EXERCISE INSTRUCTIONS → Write the listing below out again exactly, dropping the images.

___ DATA FOR PROCESSING ___

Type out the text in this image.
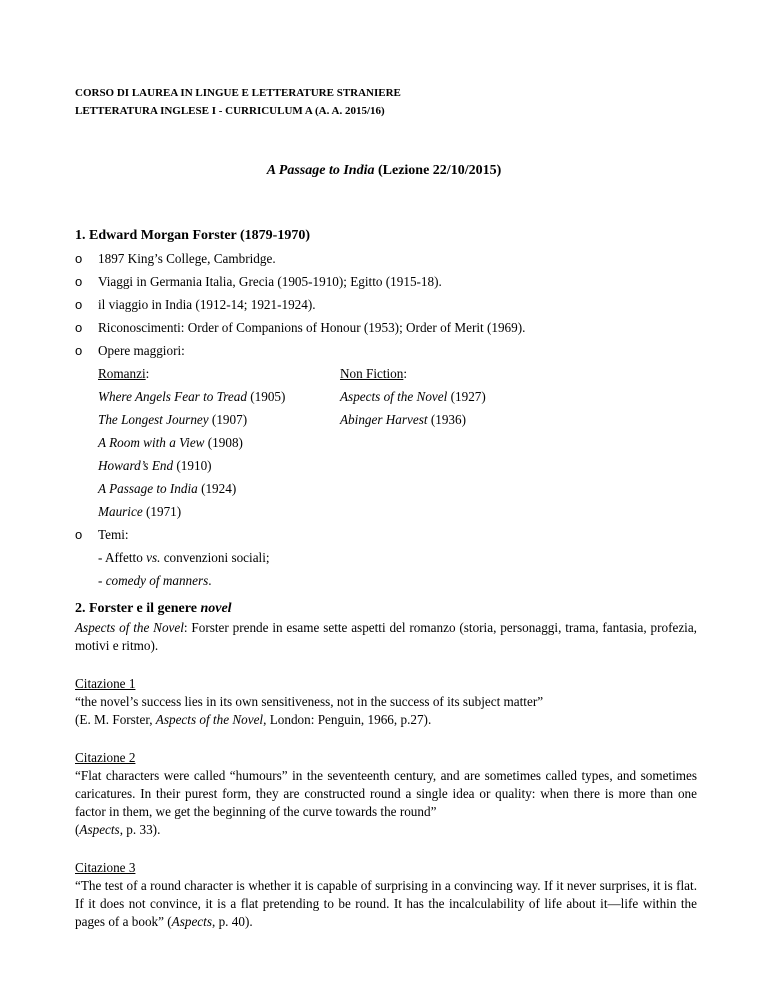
CORSO DI LAUREA IN LINGUE E LETTERATURE STRANIERE
LETTERATURA INGLESE I - CURRICULUM A (A. A. 2015/16)
A Passage to India (Lezione 22/10/2015)
1. Edward Morgan Forster (1879-1970)
o 1897 King’s College, Cambridge.
o Viaggi in Germania Italia, Grecia (1905-1910); Egitto (1915-18).
o il viaggio in India (1912-14; 1921-1924).
o Riconoscimenti: Order of Companions of Honour (1953); Order of Merit (1969).
o Opere maggiori:
Romanzi:
Where Angels Fear to Tread (1905)
The Longest Journey (1907)
A Room with a View (1908)
Howard’s End (1910)
A Passage to India (1924)
Maurice (1971)
Non Fiction:
Aspects of the Novel (1927)
Abinger Harvest (1936)
o Temi:
- Affetto vs. convenzioni sociali;
- comedy of manners.
2. Forster e il genere novel
Aspects of the Novel: Forster prende in esame sette aspetti del romanzo (storia, personaggi, trama, fantasia, profezia, motivi e ritmo).
Citazione 1
“the novel’s success lies in its own sensitiveness, not in the success of its subject matter”
(E. M. Forster, Aspects of the Novel, London: Penguin, 1966, p.27).
Citazione 2
“Flat characters were called “humours” in the seventeenth century, and are sometimes called types, and sometimes caricatures. In their purest form, they are constructed round a single idea or quality: when there is more than one factor in them, we get the beginning of the curve towards the round”
(Aspects, p. 33).
Citazione 3
“The test of a round character is whether it is capable of surprising in a convincing way. If it never surprises, it is flat. If it does not convince, it is a flat pretending to be round. It has the incalculability of life about it—life within the pages of a book” (Aspects, p. 40).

___

ANSWER TO THE TASK →
Type out the text in this image.
CORSO DI LAUREA IN LINGUE E LETTERATURE STRANIERE
LETTERATURA INGLESE I - CURRICULUM A (A. A. 2015/16)
A Passage to India (Lezione 22/10/2015)
1. Edward Morgan Forster (1879-1970)
o 1897 King’s College, Cambridge.
o Viaggi in Germania Italia, Grecia (1905-1910); Egitto (1915-18).
o il viaggio in India (1912-14; 1921-1924).
o Riconoscimenti: Order of Companions of Honour (1953); Order of Merit (1969).
o Opere maggiori:
Romanzi:
Where Angels Fear to Tread (1905)
The Longest Journey (1907)
A Room with a View (1908)
Howard’s End (1910)
A Passage to India (1924)
Maurice (1971)
Non Fiction:
Aspects of the Novel (1927)
Abinger Harvest (1936)
o Temi:
- Affetto vs. convenzioni sociali;
- comedy of manners.
2. Forster e il genere novel
Aspects of the Novel: Forster prende in esame sette aspetti del romanzo (storia, personaggi, trama, fantasia, profezia, motivi e ritmo).
Citazione 1
“the novel’s success lies in its own sensitiveness, not in the success of its subject matter”
(E. M. Forster, Aspects of the Novel, London: Penguin, 1966, p.27).
Citazione 2
“Flat characters were called “humours” in the seventeenth century, and are sometimes called types, and sometimes caricatures. In their purest form, they are constructed round a single idea or quality: when there is more than one factor in them, we get the beginning of the curve towards the round”
(Aspects, p. 33).
Citazione 3
“The test of a round character is whether it is capable of surprising in a convincing way. If it never surprises, it is flat. If it does not convince, it is a flat pretending to be round. It has the incalculability of life about it—life within the pages of a book” (Aspects, p. 40).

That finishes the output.